» Work to complete
Each line that includes "legend" counts once; give the total and nothing besides.

Rows from a figure dataset
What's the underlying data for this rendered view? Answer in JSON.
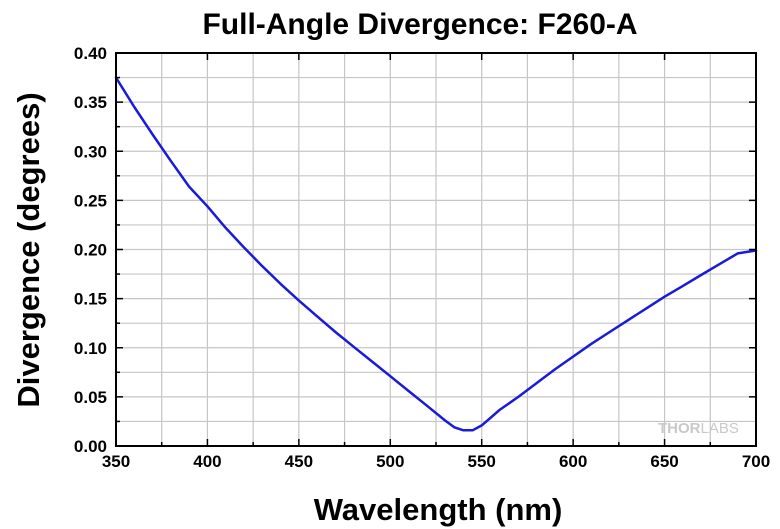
{
  "chart_data": {
    "type": "line",
    "title": "Full-Angle Divergence: F260-A",
    "xlabel": "Wavelength (nm)",
    "ylabel": "Divergence (degrees)",
    "xlim": [
      350,
      700
    ],
    "ylim": [
      0,
      0.4
    ],
    "xticks": [
      "350",
      "400",
      "450",
      "500",
      "550",
      "600",
      "650",
      "700"
    ],
    "yticks": [
      "0.00",
      "0.05",
      "0.10",
      "0.15",
      "0.20",
      "0.25",
      "0.30",
      "0.35",
      "0.40"
    ],
    "grid": true,
    "series": [
      {
        "color": "#1a1adb",
        "x": [
          350,
          360,
          370,
          380,
          390,
          400,
          410,
          420,
          430,
          440,
          450,
          460,
          470,
          480,
          490,
          500,
          510,
          520,
          530,
          535,
          540,
          545,
          550,
          555,
          560,
          570,
          580,
          590,
          600,
          610,
          620,
          630,
          640,
          650,
          660,
          670,
          680,
          690,
          700
        ],
        "y": [
          0.375,
          0.345,
          0.317,
          0.29,
          0.264,
          0.244,
          0.222,
          0.202,
          0.183,
          0.165,
          0.148,
          0.132,
          0.116,
          0.101,
          0.086,
          0.071,
          0.056,
          0.041,
          0.026,
          0.019,
          0.016,
          0.016,
          0.021,
          0.029,
          0.037,
          0.05,
          0.064,
          0.078,
          0.091,
          0.104,
          0.116,
          0.128,
          0.14,
          0.152,
          0.163,
          0.174,
          0.185,
          0.196,
          0.199
        ]
      }
    ]
  },
  "watermark": {
    "part1": "THOR",
    "part2": "LABS"
  }
}
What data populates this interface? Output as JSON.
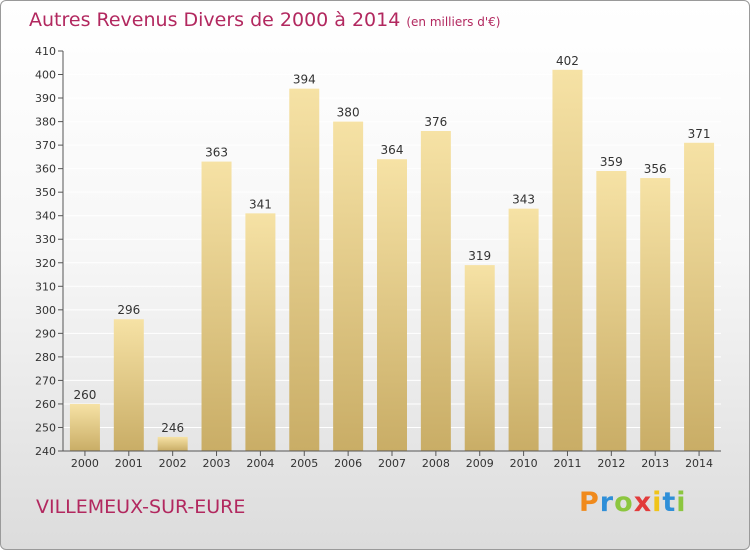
{
  "title": "Autres Revenus Divers de 2000 à 2014",
  "unit_note": "(en milliers d'€)",
  "location": "VILLEMEUX-SUR-EURE",
  "logo": {
    "letters": [
      "P",
      "r",
      "o",
      "x",
      "i",
      "t",
      "i"
    ],
    "colors": [
      "#f08a1c",
      "#2f8fd8",
      "#8cc63f",
      "#e23b3b",
      "#f0c419",
      "#2f8fd8",
      "#8cc63f"
    ]
  },
  "colors": {
    "bar_light": "#f6e2a5",
    "bar_dark": "#c9ad66",
    "grid": "#ffffff",
    "axis": "#555555",
    "title": "#b2285f"
  },
  "chart_data": {
    "type": "bar",
    "categories": [
      "2000",
      "2001",
      "2002",
      "2003",
      "2004",
      "2005",
      "2006",
      "2007",
      "2008",
      "2009",
      "2010",
      "2011",
      "2012",
      "2013",
      "2014"
    ],
    "values": [
      260,
      296,
      246,
      363,
      341,
      394,
      380,
      364,
      376,
      319,
      343,
      402,
      359,
      356,
      371
    ],
    "ylim": [
      240,
      410
    ],
    "yticks": [
      240,
      250,
      260,
      270,
      280,
      290,
      300,
      310,
      320,
      330,
      340,
      350,
      360,
      370,
      380,
      390,
      400,
      410
    ],
    "title": "Autres Revenus Divers de 2000 à 2014",
    "grid": true,
    "data_labels": true
  }
}
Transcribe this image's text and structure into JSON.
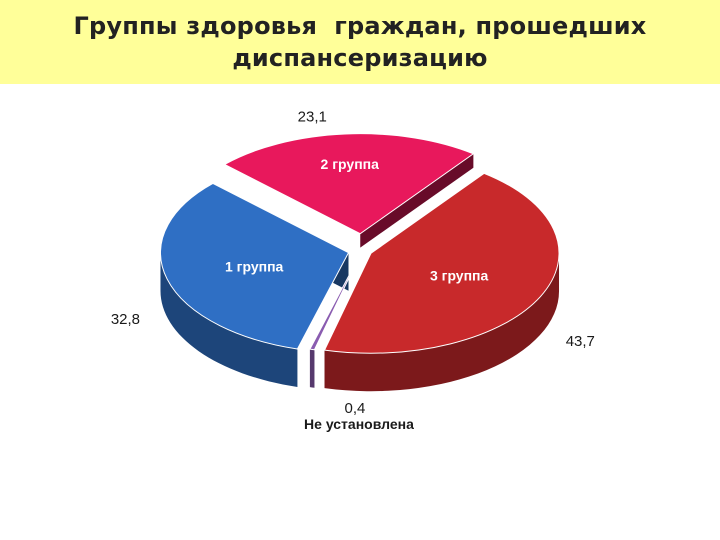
{
  "title": {
    "line1": "Группы здоровья  граждан, прошедших",
    "line2": "диспансеризацию"
  },
  "colors": {
    "title_band": "#ffff99",
    "group1": "#2f6fc4",
    "group2": "#e8185c",
    "group3": "#c8292b",
    "not_set": "#8a5cb0"
  },
  "chart_data": {
    "type": "pie",
    "style": "3d-exploded",
    "title": "Группы здоровья  граждан, прошедших диспансеризацию",
    "slices": [
      {
        "label": "3 группа",
        "value": 43.7,
        "value_text": "43,7"
      },
      {
        "label": "",
        "value": 0.4,
        "value_text": "0,4",
        "caption": "Не установлена"
      },
      {
        "label": "1 группа",
        "value": 32.8,
        "value_text": "32,8"
      },
      {
        "label": "2 группа",
        "value": 23.1,
        "value_text": "23,1"
      }
    ]
  }
}
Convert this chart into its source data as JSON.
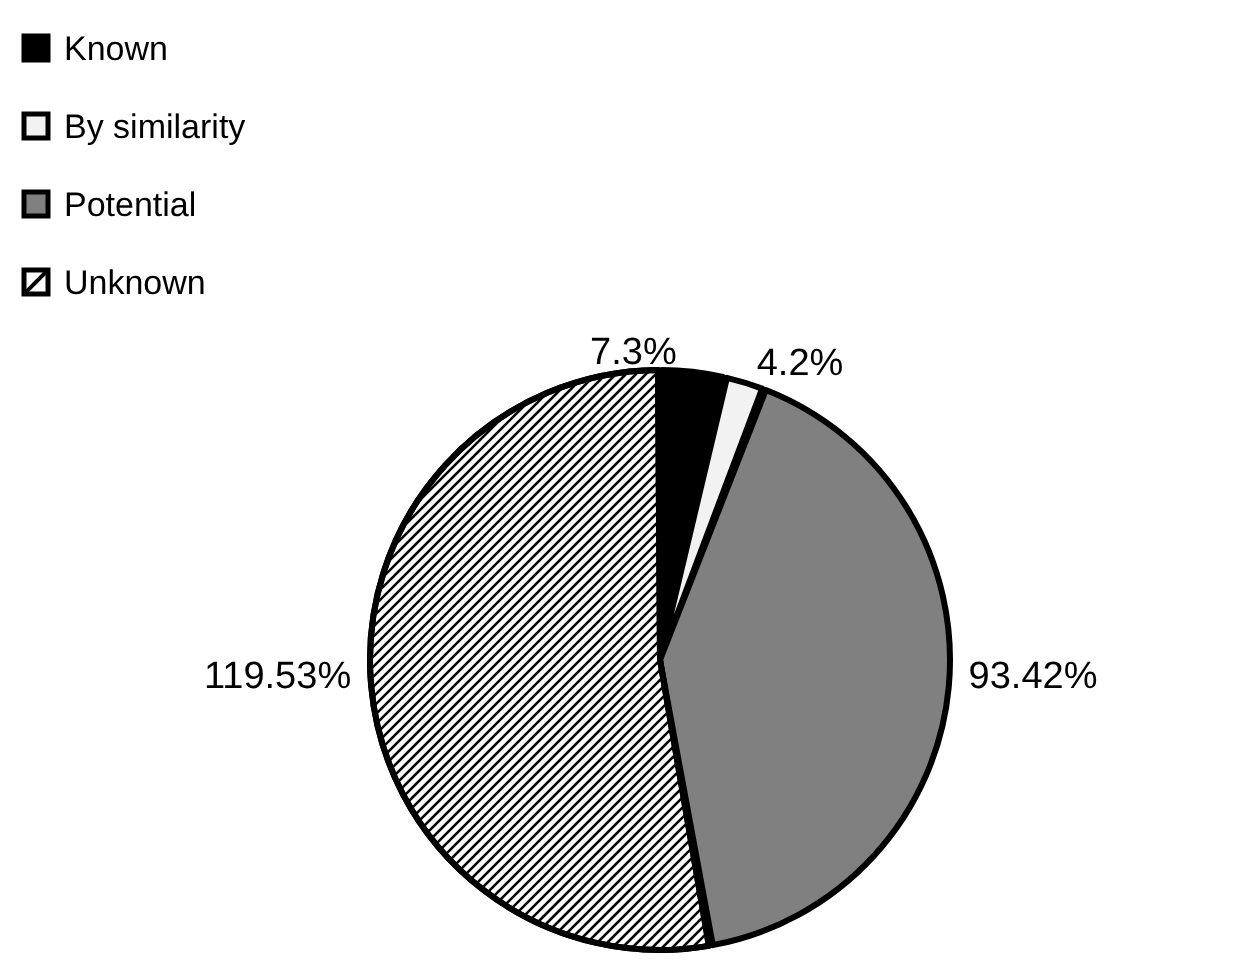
{
  "chart_data": {
    "type": "pie",
    "categories": [
      "Known",
      "By similarity",
      "Potential",
      "Unknown"
    ],
    "values": [
      7.3,
      4.2,
      93.42,
      119.53
    ],
    "value_labels": [
      "7.3%",
      "4.2%",
      "93.42%",
      "119.53%"
    ],
    "colors": [
      "#000000",
      "#f2f2f2",
      "#808080",
      "#ffffff"
    ],
    "legend": "top left"
  }
}
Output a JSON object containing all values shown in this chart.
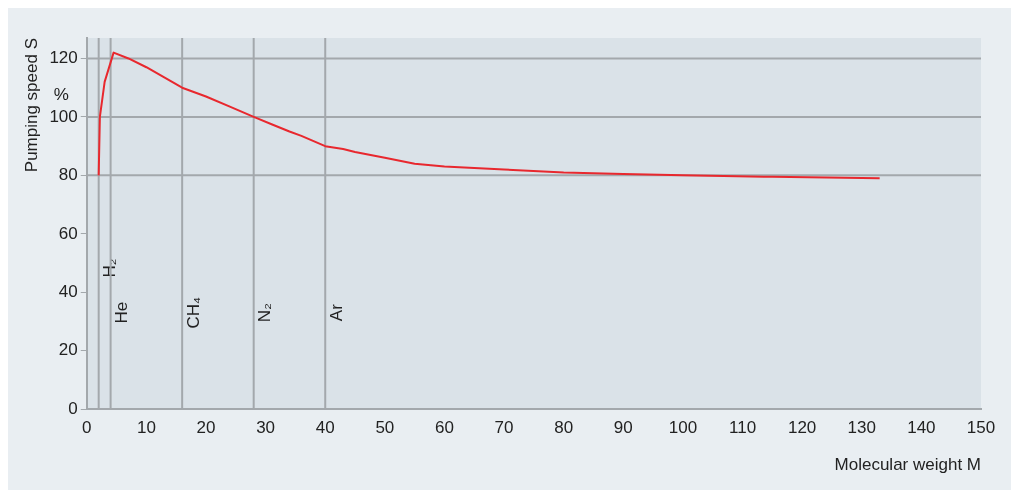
{
  "chart_data": {
    "type": "line",
    "xlabel": "Molecular weight M",
    "ylabel": "Pumping speed S",
    "annotations": [
      "%"
    ],
    "series": [
      {
        "color": "#e8282e",
        "x": [
          2,
          2.2,
          3,
          4.5,
          7,
          10,
          13,
          16,
          20,
          24,
          28,
          31,
          34,
          36,
          40,
          43,
          45,
          50,
          55,
          60,
          65,
          70,
          80,
          90,
          100,
          115,
          133
        ],
        "values": [
          80,
          100,
          112,
          122,
          120,
          117,
          113.5,
          110,
          107,
          103.5,
          100,
          97.5,
          95,
          93.5,
          90,
          89,
          88,
          86,
          84,
          83,
          82.5,
          82,
          81,
          80.5,
          80,
          79.5,
          79
        ]
      }
    ],
    "xlim": [
      0,
      150
    ],
    "ylim": [
      0,
      127
    ],
    "xticks": [
      0,
      10,
      20,
      30,
      40,
      50,
      60,
      70,
      80,
      90,
      100,
      110,
      120,
      130,
      140,
      150
    ],
    "yticks": [
      0,
      20,
      40,
      60,
      80,
      100,
      120
    ],
    "ref_lines": [
      {
        "axis": "y",
        "value": 80,
        "color": "#a3a8ac"
      },
      {
        "axis": "y",
        "value": 100,
        "color": "#a3a8ac"
      },
      {
        "axis": "y",
        "value": 120,
        "color": "#a3a8ac"
      },
      {
        "axis": "x",
        "value": 2,
        "label": "H₂",
        "color": "#a3a8ac"
      },
      {
        "axis": "x",
        "value": 4,
        "label": "He",
        "color": "#a3a8ac"
      },
      {
        "axis": "x",
        "value": 16,
        "label": "CH₄",
        "color": "#a3a8ac"
      },
      {
        "axis": "x",
        "value": 28,
        "label": "N₂",
        "color": "#a3a8ac"
      },
      {
        "axis": "x",
        "value": 40,
        "label": "Ar",
        "color": "#a3a8ac"
      }
    ],
    "grid": false,
    "legend": false,
    "marker": "none",
    "line_style": "solid"
  }
}
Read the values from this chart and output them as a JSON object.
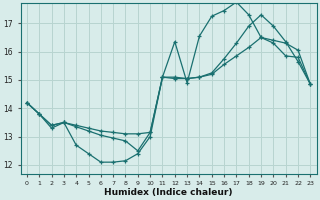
{
  "xlabel": "Humidex (Indice chaleur)",
  "bg_color": "#d8ecea",
  "line_color": "#1a7070",
  "grid_color": "#b8d4d0",
  "xlim": [
    -0.5,
    23.5
  ],
  "ylim": [
    11.7,
    17.7
  ],
  "yticks": [
    12,
    13,
    14,
    15,
    16,
    17
  ],
  "xticks": [
    0,
    1,
    2,
    3,
    4,
    5,
    6,
    7,
    8,
    9,
    10,
    11,
    12,
    13,
    14,
    15,
    16,
    17,
    18,
    19,
    20,
    21,
    22,
    23
  ],
  "curve1_x": [
    0,
    1,
    2,
    3,
    4,
    5,
    6,
    7,
    8,
    9,
    10,
    11,
    12,
    13,
    14,
    15,
    16,
    17,
    18,
    19,
    20,
    21,
    22,
    23
  ],
  "curve1_y": [
    14.2,
    13.8,
    13.3,
    13.5,
    12.7,
    12.4,
    12.1,
    12.1,
    12.15,
    12.4,
    13.0,
    15.1,
    16.35,
    14.9,
    16.55,
    17.25,
    17.45,
    17.75,
    17.3,
    16.5,
    16.3,
    15.85,
    15.8,
    14.85
  ],
  "curve2_x": [
    0,
    1,
    2,
    3,
    4,
    5,
    6,
    7,
    8,
    9,
    10,
    11,
    12,
    13,
    14,
    15,
    16,
    17,
    18,
    19,
    20,
    21,
    22,
    23
  ],
  "curve2_y": [
    14.2,
    13.8,
    13.4,
    13.5,
    13.4,
    13.3,
    13.2,
    13.15,
    13.1,
    13.1,
    13.15,
    15.1,
    15.1,
    15.05,
    15.1,
    15.2,
    15.55,
    15.85,
    16.15,
    16.5,
    16.4,
    16.3,
    16.05,
    14.85
  ],
  "curve3_x": [
    0,
    1,
    2,
    3,
    4,
    5,
    6,
    7,
    8,
    9,
    10,
    11,
    12,
    13,
    14,
    15,
    16,
    17,
    18,
    19,
    20,
    21,
    22,
    23
  ],
  "curve3_y": [
    14.2,
    13.8,
    13.4,
    13.5,
    13.35,
    13.2,
    13.05,
    12.95,
    12.85,
    12.5,
    13.15,
    15.1,
    15.05,
    15.05,
    15.1,
    15.25,
    15.75,
    16.3,
    16.9,
    17.3,
    16.9,
    16.35,
    15.65,
    14.85
  ]
}
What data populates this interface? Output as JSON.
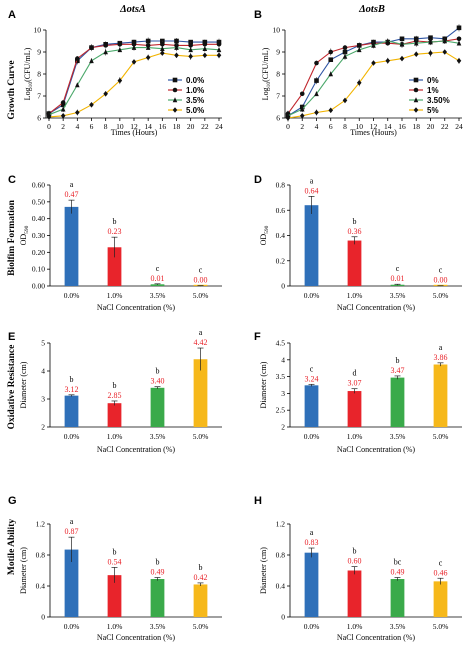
{
  "figure": {
    "row_labels": [
      "Growth Curve",
      "Biolfim Formation",
      "Oxidative Resistance",
      "Motile Ability"
    ],
    "value_label_color": "#e8242b"
  },
  "chart_data": [
    {
      "panel": "A",
      "type": "line",
      "title": "ΔotsA",
      "xlabel": "Times (Hours)",
      "ylabel": "Log10(CFU/mL)",
      "xlim": [
        0,
        24
      ],
      "ylim": [
        6,
        10
      ],
      "xticks": [
        0,
        2,
        4,
        6,
        8,
        10,
        12,
        14,
        16,
        18,
        20,
        22,
        24
      ],
      "yticks": [
        6,
        7,
        8,
        9,
        10
      ],
      "grid": false,
      "legend": "bottom-right",
      "x": [
        0,
        2,
        4,
        6,
        8,
        10,
        12,
        14,
        16,
        18,
        20,
        22,
        24
      ],
      "series": [
        {
          "name": "0.0%",
          "color": "#2f55a4",
          "marker": "square",
          "values": [
            6.2,
            6.6,
            8.6,
            9.2,
            9.35,
            9.4,
            9.45,
            9.5,
            9.5,
            9.5,
            9.45,
            9.45,
            9.45
          ]
        },
        {
          "name": "1.0%",
          "color": "#c0262d",
          "marker": "circle",
          "values": [
            6.2,
            6.7,
            8.7,
            9.2,
            9.3,
            9.35,
            9.35,
            9.3,
            9.35,
            9.3,
            9.3,
            9.35,
            9.35
          ]
        },
        {
          "name": "3.5%",
          "color": "#4aa86a",
          "marker": "triangle",
          "values": [
            6.15,
            6.4,
            7.5,
            8.6,
            9.0,
            9.1,
            9.2,
            9.2,
            9.15,
            9.2,
            9.1,
            9.15,
            9.1
          ]
        },
        {
          "name": "5.0%",
          "color": "#f2b400",
          "marker": "diamond",
          "values": [
            6.05,
            6.1,
            6.25,
            6.6,
            7.1,
            7.7,
            8.55,
            8.75,
            8.95,
            8.85,
            8.8,
            8.85,
            8.85
          ]
        }
      ]
    },
    {
      "panel": "B",
      "type": "line",
      "title": "ΔotsB",
      "xlabel": "Times (Hours)",
      "ylabel": "Log10(CFU/mL)",
      "xlim": [
        0,
        24
      ],
      "ylim": [
        6,
        10
      ],
      "xticks": [
        0,
        2,
        4,
        6,
        8,
        10,
        12,
        14,
        16,
        18,
        20,
        22,
        24
      ],
      "yticks": [
        6,
        7,
        8,
        9,
        10
      ],
      "grid": false,
      "legend": "bottom-right",
      "x": [
        0,
        2,
        4,
        6,
        8,
        10,
        12,
        14,
        16,
        18,
        20,
        22,
        24
      ],
      "series": [
        {
          "name": "0%",
          "color": "#2f55a4",
          "marker": "square",
          "values": [
            6.1,
            6.5,
            7.7,
            8.65,
            9.0,
            9.3,
            9.45,
            9.45,
            9.6,
            9.6,
            9.65,
            9.6,
            10.1
          ]
        },
        {
          "name": "1%",
          "color": "#c0262d",
          "marker": "circle",
          "values": [
            6.2,
            7.1,
            8.5,
            9.0,
            9.2,
            9.3,
            9.4,
            9.4,
            9.35,
            9.5,
            9.45,
            9.5,
            9.6
          ]
        },
        {
          "name": "3.50%",
          "color": "#4aa86a",
          "marker": "triangle",
          "values": [
            6.1,
            6.4,
            7.1,
            8.0,
            8.8,
            9.1,
            9.3,
            9.5,
            9.35,
            9.4,
            9.45,
            9.5,
            9.4
          ]
        },
        {
          "name": "5%",
          "color": "#f2b400",
          "marker": "diamond",
          "values": [
            6.0,
            6.1,
            6.25,
            6.35,
            6.8,
            7.6,
            8.5,
            8.6,
            8.7,
            8.9,
            8.95,
            9.0,
            8.6
          ]
        }
      ]
    },
    {
      "panel": "C",
      "type": "bar",
      "xlabel": "NaCl  Concentration (%)",
      "ylabel": "OD590",
      "ylim": [
        0,
        0.6
      ],
      "yticks": [
        0,
        0.1,
        0.2,
        0.3,
        0.4,
        0.5,
        0.6
      ],
      "yticklabels": [
        "0.00",
        "0.10",
        "0.20",
        "0.30",
        "0.40",
        "0.50",
        "0.60"
      ],
      "categories": [
        "0.0%",
        "1.0%",
        "3.5%",
        "5.0%"
      ],
      "values": [
        0.47,
        0.23,
        0.01,
        0.0
      ],
      "value_labels": [
        "0.47",
        "0.23",
        "0.01",
        "0.00"
      ],
      "errors": [
        0.04,
        0.06,
        0.003,
        0.002
      ],
      "sig": [
        "a",
        "b",
        "c",
        "c"
      ]
    },
    {
      "panel": "D",
      "type": "bar",
      "xlabel": "NaCl  Concentration (%)",
      "ylabel": "OD590",
      "ylim": [
        0,
        0.8
      ],
      "yticks": [
        0,
        0.2,
        0.4,
        0.6,
        0.8
      ],
      "yticklabels": [
        "0",
        "0.2",
        "0.4",
        "0.6",
        "0.8"
      ],
      "categories": [
        "0.0%",
        "1.0%",
        "3.5%",
        "5.0%"
      ],
      "values": [
        0.64,
        0.36,
        0.01,
        0.0
      ],
      "value_labels": [
        "0.64",
        "0.36",
        "0.01",
        "0.00"
      ],
      "errors": [
        0.07,
        0.03,
        0.004,
        0.002
      ],
      "sig": [
        "a",
        "b",
        "c",
        "c"
      ]
    },
    {
      "panel": "E",
      "type": "bar",
      "xlabel": "NaCl  Concentration (%)",
      "ylabel": "Diameter (cm)",
      "ylim": [
        2,
        5
      ],
      "yticks": [
        2,
        3,
        4,
        5
      ],
      "yticklabels": [
        "2",
        "3",
        "4",
        "5"
      ],
      "categories": [
        "0.0%",
        "1.0%",
        "3.5%",
        "5.0%"
      ],
      "values": [
        3.12,
        2.85,
        3.4,
        4.42
      ],
      "value_labels": [
        "3.12",
        "2.85",
        "3.40",
        "4.42"
      ],
      "errors": [
        0.03,
        0.08,
        0.04,
        0.4
      ],
      "sig": [
        "b",
        "b",
        "b",
        "a"
      ]
    },
    {
      "panel": "F",
      "type": "bar",
      "xlabel": "NaCl  Concentration (%)",
      "ylabel": "Diameter (cm)",
      "ylim": [
        2,
        4.5
      ],
      "yticks": [
        2,
        2.5,
        3,
        3.5,
        4,
        4.5
      ],
      "yticklabels": [
        "2",
        "2.5",
        "3",
        "3.5",
        "4",
        "4.5"
      ],
      "categories": [
        "0.0%",
        "1.0%",
        "3.5%",
        "5.0%"
      ],
      "values": [
        3.24,
        3.07,
        3.47,
        3.86
      ],
      "value_labels": [
        "3.24",
        "3.07",
        "3.47",
        "3.86"
      ],
      "errors": [
        0.03,
        0.07,
        0.05,
        0.05
      ],
      "sig": [
        "c",
        "d",
        "b",
        "a"
      ]
    },
    {
      "panel": "G",
      "type": "bar",
      "xlabel": "NaCl  Concentration (%)",
      "ylabel": "Diameter (cm)",
      "ylim": [
        0,
        1.2
      ],
      "yticks": [
        0,
        0.4,
        0.8,
        1.2
      ],
      "yticklabels": [
        "0",
        "0.4",
        "0.8",
        "1.2"
      ],
      "categories": [
        "0.0%",
        "1.0%",
        "3.5%",
        "5.0%"
      ],
      "values": [
        0.87,
        0.54,
        0.49,
        0.42
      ],
      "value_labels": [
        "0.87",
        "0.54",
        "0.49",
        "0.42"
      ],
      "errors": [
        0.16,
        0.1,
        0.02,
        0.02
      ],
      "sig": [
        "a",
        "b",
        "b",
        "b"
      ]
    },
    {
      "panel": "H",
      "type": "bar",
      "xlabel": "NaCl  Concentration (%)",
      "ylabel": "Diameter (cm)",
      "ylim": [
        0,
        1.2
      ],
      "yticks": [
        0,
        0.4,
        0.8,
        1.2
      ],
      "yticklabels": [
        "0",
        "0.4",
        "0.8",
        "1.2"
      ],
      "categories": [
        "0.0%",
        "1.0%",
        "3.5%",
        "5.0%"
      ],
      "values": [
        0.83,
        0.6,
        0.49,
        0.46
      ],
      "value_labels": [
        "0.83",
        "0.60",
        "0.49",
        "0.46"
      ],
      "errors": [
        0.06,
        0.05,
        0.02,
        0.04
      ],
      "sig": [
        "a",
        "b",
        "bc",
        "c"
      ]
    }
  ],
  "bar_colors": [
    "#2f70b9",
    "#e8242b",
    "#3aaa4a",
    "#f6b81a"
  ]
}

» Exercise output
4